Working data Start Marker
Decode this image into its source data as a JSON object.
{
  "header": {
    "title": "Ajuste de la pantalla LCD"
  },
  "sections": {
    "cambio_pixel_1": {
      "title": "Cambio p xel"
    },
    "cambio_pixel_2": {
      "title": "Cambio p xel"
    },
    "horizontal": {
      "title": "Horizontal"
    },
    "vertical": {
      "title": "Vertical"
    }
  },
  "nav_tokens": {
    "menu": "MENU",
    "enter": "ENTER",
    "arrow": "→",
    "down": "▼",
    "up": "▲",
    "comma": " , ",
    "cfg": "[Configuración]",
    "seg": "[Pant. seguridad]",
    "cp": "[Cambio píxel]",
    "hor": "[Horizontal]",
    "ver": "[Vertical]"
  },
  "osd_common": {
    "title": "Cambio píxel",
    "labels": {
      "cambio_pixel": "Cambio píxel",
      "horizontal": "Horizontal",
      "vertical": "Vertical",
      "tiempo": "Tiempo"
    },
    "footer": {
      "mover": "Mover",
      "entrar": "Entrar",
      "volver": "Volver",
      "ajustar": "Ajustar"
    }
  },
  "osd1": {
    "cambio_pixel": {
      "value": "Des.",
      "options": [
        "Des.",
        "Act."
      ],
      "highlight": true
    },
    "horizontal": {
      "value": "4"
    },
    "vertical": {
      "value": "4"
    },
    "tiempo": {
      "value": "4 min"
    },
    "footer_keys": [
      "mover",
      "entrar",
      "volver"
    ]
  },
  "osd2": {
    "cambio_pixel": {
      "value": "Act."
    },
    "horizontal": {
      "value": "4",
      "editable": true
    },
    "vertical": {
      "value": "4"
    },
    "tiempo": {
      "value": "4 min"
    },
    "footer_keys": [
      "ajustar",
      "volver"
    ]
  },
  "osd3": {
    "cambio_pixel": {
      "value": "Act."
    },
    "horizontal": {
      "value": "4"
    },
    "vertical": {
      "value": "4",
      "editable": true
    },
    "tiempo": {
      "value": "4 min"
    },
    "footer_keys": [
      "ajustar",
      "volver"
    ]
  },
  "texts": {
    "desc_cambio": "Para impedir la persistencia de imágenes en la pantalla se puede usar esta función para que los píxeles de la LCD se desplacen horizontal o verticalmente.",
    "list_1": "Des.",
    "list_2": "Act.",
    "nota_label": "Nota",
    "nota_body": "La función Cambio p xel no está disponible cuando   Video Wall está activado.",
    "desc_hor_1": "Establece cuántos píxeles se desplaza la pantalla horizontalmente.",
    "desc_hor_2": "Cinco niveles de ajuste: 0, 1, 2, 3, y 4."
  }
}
Working data End Marker
● **Requirement**: Retype all the records, matching them exactly.

● **Result of this exercise**:
Decode this image into its source data as a JSON object.
{
  "header": {
    "title": "Ajuste de la pantalla LCD"
  },
  "sections": {
    "cambio_pixel_1": {
      "title": "Cambio p xel"
    },
    "cambio_pixel_2": {
      "title": "Cambio p xel"
    },
    "horizontal": {
      "title": "Horizontal"
    },
    "vertical": {
      "title": "Vertical"
    }
  },
  "nav_tokens": {
    "menu": "MENU",
    "enter": "ENTER",
    "arrow": "→",
    "down": "▼",
    "up": "▲",
    "comma": " , ",
    "cfg": "[Configuración]",
    "seg": "[Pant. seguridad]",
    "cp": "[Cambio píxel]",
    "hor": "[Horizontal]",
    "ver": "[Vertical]"
  },
  "osd_common": {
    "title": "Cambio píxel",
    "labels": {
      "cambio_pixel": "Cambio píxel",
      "horizontal": "Horizontal",
      "vertical": "Vertical",
      "tiempo": "Tiempo"
    },
    "footer": {
      "mover": "Mover",
      "entrar": "Entrar",
      "volver": "Volver",
      "ajustar": "Ajustar"
    }
  },
  "osd1": {
    "cambio_pixel": {
      "value": "Des.",
      "options": [
        "Des.",
        "Act."
      ],
      "highlight": true
    },
    "horizontal": {
      "value": "4"
    },
    "vertical": {
      "value": "4"
    },
    "tiempo": {
      "value": "4 min"
    },
    "footer_keys": [
      "mover",
      "entrar",
      "volver"
    ]
  },
  "osd2": {
    "cambio_pixel": {
      "value": "Act."
    },
    "horizontal": {
      "value": "4",
      "editable": true
    },
    "vertical": {
      "value": "4"
    },
    "tiempo": {
      "value": "4 min"
    },
    "footer_keys": [
      "ajustar",
      "volver"
    ]
  },
  "osd3": {
    "cambio_pixel": {
      "value": "Act."
    },
    "horizontal": {
      "value": "4"
    },
    "vertical": {
      "value": "4",
      "editable": true
    },
    "tiempo": {
      "value": "4 min"
    },
    "footer_keys": [
      "ajustar",
      "volver"
    ]
  },
  "texts": {
    "desc_cambio": "Para impedir la persistencia de imágenes en la pantalla se puede usar esta función para que los píxeles de la LCD se desplacen horizontal o verticalmente.",
    "list_1": "Des.",
    "list_2": "Act.",
    "nota_label": "Nota",
    "nota_body": "La función Cambio p xel no está disponible cuando   Video Wall está activado.",
    "desc_hor_1": "Establece cuántos píxeles se desplaza la pantalla horizontalmente.",
    "desc_hor_2": "Cinco niveles de ajuste: 0, 1, 2, 3, y 4."
  }
}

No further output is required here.